## Selected passage:
——————

Meanwhile, no Israeli official has been held accountable for the mass killings at aid sites, the starvation policy, or the attacks on displacement camps.
“We’re past condemnation. We’re in the territory of complicity,” said Kenneth Roth, former director of Human Rights Watch. “If global institutions don’t act now, they are signing off on the destruction of an entire people.”
Conclusion: Starvation As Strategy, Normalisation As Betrayal.
Saturday’s attacks are not isolated tragedies. They are part of an expanding architecture of annihilation, in which starvation is wielded as both punishment and policy.
Aid has become a kill zone. Food lines are now firing lines. And Gaza is being erased, body by body, child by child, meal by meal.
Until borders are opened, aid is depoliticised, and international law is enforced, the massacres will continue, and the famine will deepen. What is unfolding in Gaza is not a humanitarian crisis; it is a deliberate, state-engineered catastrophe. This is not the accidental byproduct of war, but the calculated use of starvation, displacement, and siege as weapons. Over 175 Palestinians, nearly half of them children, have already died from hunger. More than 1,400 civilians have been killed while seeking food. These are not statistics. These are war crimes.

——————

## Provided records:
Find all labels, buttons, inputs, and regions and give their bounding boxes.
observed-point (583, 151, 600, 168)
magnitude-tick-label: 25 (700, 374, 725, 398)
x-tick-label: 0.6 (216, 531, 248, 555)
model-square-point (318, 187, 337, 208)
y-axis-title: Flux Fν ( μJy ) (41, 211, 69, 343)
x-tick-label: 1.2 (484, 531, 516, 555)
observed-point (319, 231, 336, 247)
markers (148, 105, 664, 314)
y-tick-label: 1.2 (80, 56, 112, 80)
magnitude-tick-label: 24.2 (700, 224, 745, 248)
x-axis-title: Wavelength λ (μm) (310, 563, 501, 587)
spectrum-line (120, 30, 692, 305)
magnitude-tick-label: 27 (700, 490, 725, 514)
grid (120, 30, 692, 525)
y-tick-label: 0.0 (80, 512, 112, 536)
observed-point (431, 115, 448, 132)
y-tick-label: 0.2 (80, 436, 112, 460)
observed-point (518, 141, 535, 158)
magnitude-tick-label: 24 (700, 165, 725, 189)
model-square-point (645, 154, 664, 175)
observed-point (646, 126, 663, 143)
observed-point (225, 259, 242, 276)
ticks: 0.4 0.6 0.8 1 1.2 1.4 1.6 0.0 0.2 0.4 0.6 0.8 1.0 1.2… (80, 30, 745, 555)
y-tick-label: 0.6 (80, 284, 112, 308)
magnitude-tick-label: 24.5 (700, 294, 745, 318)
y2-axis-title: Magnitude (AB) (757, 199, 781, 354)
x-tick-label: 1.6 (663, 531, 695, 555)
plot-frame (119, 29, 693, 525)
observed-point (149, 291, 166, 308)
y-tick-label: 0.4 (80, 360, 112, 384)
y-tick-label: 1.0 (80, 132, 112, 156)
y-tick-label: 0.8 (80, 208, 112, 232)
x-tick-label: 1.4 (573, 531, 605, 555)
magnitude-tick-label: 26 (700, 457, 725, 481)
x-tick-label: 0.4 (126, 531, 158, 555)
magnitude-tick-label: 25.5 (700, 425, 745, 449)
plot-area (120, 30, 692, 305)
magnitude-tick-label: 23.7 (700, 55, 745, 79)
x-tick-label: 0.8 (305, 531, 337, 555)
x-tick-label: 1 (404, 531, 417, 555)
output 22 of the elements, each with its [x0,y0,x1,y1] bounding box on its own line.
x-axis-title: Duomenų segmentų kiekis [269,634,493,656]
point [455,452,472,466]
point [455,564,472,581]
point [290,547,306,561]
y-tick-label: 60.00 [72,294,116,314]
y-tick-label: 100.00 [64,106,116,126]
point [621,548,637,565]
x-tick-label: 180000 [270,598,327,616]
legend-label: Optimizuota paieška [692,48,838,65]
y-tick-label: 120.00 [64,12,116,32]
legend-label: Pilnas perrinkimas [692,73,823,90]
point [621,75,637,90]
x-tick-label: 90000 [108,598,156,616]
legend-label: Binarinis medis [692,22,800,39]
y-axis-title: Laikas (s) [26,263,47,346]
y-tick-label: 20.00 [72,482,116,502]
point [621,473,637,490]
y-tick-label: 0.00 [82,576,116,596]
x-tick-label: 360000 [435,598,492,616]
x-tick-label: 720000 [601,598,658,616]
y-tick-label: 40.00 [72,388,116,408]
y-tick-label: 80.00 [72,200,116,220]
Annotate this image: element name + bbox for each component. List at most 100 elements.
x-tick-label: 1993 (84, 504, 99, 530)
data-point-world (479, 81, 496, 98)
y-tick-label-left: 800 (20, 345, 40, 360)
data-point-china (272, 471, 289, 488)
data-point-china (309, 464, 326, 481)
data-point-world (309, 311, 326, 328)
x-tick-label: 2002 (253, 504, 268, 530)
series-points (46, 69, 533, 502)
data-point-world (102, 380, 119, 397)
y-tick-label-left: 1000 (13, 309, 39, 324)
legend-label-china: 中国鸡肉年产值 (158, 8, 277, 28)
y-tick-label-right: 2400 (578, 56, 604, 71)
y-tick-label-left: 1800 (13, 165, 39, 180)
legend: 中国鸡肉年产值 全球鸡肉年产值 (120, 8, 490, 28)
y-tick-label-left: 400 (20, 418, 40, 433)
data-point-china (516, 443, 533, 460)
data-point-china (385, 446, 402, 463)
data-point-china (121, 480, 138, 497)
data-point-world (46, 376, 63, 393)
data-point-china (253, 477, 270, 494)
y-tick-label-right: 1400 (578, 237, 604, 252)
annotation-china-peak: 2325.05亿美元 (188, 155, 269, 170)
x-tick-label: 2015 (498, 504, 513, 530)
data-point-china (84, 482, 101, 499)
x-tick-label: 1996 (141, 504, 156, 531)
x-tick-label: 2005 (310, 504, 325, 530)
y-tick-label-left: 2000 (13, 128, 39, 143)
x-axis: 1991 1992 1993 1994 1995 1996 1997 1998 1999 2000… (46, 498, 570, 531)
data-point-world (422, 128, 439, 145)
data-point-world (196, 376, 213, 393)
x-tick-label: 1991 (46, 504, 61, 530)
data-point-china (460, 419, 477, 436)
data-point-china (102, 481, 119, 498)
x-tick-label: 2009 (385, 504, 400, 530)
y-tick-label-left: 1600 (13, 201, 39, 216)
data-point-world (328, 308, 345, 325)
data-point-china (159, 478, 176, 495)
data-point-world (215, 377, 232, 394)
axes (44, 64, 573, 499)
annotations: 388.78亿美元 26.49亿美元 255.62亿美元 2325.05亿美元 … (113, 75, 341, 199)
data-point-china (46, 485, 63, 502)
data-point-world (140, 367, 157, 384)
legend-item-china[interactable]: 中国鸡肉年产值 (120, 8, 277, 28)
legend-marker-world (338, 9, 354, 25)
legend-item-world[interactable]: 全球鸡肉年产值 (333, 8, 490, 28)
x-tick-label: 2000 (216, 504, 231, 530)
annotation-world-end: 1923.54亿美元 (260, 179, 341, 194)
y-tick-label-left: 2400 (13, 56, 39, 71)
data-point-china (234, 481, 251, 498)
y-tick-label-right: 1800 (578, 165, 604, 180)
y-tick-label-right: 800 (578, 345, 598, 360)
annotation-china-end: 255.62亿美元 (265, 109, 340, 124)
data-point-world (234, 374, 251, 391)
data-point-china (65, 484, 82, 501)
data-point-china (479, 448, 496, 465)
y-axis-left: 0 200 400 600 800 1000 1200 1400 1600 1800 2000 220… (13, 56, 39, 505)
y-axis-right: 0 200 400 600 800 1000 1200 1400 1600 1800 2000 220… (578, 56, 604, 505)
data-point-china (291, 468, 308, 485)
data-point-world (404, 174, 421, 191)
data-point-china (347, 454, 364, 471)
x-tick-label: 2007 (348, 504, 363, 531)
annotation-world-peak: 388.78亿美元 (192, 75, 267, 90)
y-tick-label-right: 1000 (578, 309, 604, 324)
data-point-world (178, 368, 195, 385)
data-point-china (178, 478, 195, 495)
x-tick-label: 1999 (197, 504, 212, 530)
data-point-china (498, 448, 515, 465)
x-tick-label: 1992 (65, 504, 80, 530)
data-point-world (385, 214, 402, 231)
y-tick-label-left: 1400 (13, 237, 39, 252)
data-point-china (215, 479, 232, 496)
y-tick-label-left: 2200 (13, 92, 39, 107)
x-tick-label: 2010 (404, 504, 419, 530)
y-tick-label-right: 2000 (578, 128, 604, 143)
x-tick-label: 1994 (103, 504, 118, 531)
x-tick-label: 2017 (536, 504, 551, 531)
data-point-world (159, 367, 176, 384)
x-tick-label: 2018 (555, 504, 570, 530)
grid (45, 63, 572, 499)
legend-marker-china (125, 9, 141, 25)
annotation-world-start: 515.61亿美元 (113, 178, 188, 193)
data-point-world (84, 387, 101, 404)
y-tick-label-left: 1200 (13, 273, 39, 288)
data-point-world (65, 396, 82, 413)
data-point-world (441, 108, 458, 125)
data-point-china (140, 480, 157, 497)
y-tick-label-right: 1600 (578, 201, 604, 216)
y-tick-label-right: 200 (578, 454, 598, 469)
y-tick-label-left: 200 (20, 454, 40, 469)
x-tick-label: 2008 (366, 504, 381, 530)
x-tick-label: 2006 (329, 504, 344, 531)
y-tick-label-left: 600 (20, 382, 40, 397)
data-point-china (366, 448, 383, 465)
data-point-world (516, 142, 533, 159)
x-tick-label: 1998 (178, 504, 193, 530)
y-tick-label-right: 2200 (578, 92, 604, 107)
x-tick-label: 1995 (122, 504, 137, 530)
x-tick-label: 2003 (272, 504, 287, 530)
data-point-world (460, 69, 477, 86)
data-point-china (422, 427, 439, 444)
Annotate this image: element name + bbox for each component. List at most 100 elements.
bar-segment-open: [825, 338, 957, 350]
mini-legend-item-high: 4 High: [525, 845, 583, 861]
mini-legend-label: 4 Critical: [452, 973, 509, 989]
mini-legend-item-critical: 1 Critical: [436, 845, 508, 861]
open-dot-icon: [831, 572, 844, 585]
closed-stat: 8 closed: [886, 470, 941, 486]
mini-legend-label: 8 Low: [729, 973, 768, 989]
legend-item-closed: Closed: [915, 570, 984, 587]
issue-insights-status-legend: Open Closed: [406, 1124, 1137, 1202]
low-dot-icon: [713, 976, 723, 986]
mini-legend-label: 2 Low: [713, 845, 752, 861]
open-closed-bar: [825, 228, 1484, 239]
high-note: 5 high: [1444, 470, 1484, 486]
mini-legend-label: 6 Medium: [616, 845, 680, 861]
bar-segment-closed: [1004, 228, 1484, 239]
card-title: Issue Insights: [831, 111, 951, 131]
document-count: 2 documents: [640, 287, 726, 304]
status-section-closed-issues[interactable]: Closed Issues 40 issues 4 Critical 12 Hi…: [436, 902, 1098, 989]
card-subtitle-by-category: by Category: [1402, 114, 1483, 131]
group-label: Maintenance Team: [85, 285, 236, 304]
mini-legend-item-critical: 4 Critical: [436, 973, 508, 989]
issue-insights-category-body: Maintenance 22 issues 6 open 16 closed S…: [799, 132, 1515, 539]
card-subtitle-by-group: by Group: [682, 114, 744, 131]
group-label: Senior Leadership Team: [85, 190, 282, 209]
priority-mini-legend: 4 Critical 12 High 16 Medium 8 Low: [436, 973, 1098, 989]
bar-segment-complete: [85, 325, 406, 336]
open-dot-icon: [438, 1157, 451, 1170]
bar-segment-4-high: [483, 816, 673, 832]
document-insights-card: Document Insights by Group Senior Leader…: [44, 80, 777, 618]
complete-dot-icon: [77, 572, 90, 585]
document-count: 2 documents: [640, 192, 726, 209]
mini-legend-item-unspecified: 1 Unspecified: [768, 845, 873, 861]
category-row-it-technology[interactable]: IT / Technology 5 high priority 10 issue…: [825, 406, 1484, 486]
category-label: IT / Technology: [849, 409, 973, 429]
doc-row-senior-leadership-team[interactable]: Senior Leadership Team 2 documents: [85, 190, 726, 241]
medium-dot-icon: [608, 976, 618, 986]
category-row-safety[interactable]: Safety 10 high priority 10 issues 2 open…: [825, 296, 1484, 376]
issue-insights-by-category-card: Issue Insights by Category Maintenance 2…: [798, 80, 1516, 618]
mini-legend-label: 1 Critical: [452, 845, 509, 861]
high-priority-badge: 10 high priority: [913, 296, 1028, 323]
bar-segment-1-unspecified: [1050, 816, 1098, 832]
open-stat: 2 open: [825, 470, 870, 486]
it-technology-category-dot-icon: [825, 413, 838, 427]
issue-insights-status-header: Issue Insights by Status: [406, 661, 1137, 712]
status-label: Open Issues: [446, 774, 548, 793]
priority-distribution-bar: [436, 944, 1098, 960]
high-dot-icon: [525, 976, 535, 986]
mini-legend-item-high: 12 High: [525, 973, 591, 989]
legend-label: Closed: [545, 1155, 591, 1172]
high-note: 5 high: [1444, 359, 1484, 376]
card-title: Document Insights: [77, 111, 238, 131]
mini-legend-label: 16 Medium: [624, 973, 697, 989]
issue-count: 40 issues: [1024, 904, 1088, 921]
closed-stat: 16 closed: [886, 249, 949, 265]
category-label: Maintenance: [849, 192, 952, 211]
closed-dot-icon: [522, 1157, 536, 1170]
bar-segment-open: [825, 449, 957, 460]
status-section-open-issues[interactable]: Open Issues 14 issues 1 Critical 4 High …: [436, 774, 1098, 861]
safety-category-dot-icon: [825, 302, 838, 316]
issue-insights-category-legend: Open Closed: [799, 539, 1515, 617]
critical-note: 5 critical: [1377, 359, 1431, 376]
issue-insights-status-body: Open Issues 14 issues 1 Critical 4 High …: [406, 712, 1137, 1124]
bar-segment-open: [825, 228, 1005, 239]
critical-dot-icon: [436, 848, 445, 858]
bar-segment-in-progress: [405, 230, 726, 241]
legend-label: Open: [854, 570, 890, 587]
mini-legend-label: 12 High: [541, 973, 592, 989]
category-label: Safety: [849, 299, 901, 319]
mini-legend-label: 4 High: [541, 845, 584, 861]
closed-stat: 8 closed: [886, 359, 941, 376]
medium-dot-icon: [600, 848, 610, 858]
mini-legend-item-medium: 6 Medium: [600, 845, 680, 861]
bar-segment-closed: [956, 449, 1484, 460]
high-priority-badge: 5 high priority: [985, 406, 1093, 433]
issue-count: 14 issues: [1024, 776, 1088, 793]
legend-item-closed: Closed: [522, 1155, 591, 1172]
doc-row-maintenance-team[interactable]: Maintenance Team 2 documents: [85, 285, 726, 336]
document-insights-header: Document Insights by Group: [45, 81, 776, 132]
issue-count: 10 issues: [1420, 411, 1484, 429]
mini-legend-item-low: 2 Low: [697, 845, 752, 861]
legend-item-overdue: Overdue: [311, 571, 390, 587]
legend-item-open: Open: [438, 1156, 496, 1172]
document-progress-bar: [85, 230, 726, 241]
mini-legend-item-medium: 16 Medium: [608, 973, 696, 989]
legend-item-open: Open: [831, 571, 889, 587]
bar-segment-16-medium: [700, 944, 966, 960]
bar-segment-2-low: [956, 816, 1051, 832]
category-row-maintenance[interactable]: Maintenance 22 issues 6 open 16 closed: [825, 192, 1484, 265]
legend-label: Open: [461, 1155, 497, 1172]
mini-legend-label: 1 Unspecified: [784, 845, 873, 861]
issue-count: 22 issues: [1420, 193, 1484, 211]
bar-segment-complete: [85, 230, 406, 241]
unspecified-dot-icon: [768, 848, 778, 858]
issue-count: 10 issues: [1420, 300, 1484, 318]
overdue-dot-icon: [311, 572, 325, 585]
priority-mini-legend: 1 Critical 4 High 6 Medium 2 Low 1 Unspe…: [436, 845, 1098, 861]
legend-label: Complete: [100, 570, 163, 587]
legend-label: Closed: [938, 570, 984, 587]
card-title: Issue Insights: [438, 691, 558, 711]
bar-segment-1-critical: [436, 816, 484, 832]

——————

## Task to complete:
In the passage on Gaza, how many civilians are said to have been killed while seeking food?

## Exercise result:
More than 1,400 civilians.